### What you will do:
Using the data below, tally the lines that include the string "Damaso". Only the number is wanted.

(A block of data)
━━━━
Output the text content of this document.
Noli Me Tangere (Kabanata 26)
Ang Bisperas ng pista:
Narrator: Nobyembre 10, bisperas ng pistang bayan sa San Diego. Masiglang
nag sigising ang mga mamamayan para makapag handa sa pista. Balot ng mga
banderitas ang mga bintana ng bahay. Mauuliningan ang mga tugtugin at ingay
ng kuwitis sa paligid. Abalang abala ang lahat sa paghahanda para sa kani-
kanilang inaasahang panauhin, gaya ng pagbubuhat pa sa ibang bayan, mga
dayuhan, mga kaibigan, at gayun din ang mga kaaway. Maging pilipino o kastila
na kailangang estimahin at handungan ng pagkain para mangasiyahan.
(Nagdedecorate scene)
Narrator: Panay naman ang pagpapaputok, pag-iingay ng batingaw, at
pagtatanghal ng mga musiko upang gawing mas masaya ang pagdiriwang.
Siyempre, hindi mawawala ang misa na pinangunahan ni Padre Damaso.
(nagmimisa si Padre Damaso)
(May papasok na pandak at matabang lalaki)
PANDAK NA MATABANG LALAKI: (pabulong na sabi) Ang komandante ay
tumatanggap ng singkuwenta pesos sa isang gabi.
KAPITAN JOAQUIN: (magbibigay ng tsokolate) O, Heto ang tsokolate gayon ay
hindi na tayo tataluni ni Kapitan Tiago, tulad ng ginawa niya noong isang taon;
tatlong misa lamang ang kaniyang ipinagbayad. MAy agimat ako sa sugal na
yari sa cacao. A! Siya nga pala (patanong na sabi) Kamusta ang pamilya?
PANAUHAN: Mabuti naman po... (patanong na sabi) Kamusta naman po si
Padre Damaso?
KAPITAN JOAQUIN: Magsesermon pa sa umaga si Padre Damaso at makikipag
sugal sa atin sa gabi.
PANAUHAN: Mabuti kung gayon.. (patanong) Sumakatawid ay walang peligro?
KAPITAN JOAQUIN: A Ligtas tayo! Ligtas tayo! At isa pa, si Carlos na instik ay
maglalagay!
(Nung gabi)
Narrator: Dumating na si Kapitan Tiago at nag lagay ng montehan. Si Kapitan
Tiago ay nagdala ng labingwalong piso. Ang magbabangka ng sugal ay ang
━━━━
### Response to the exercise:
4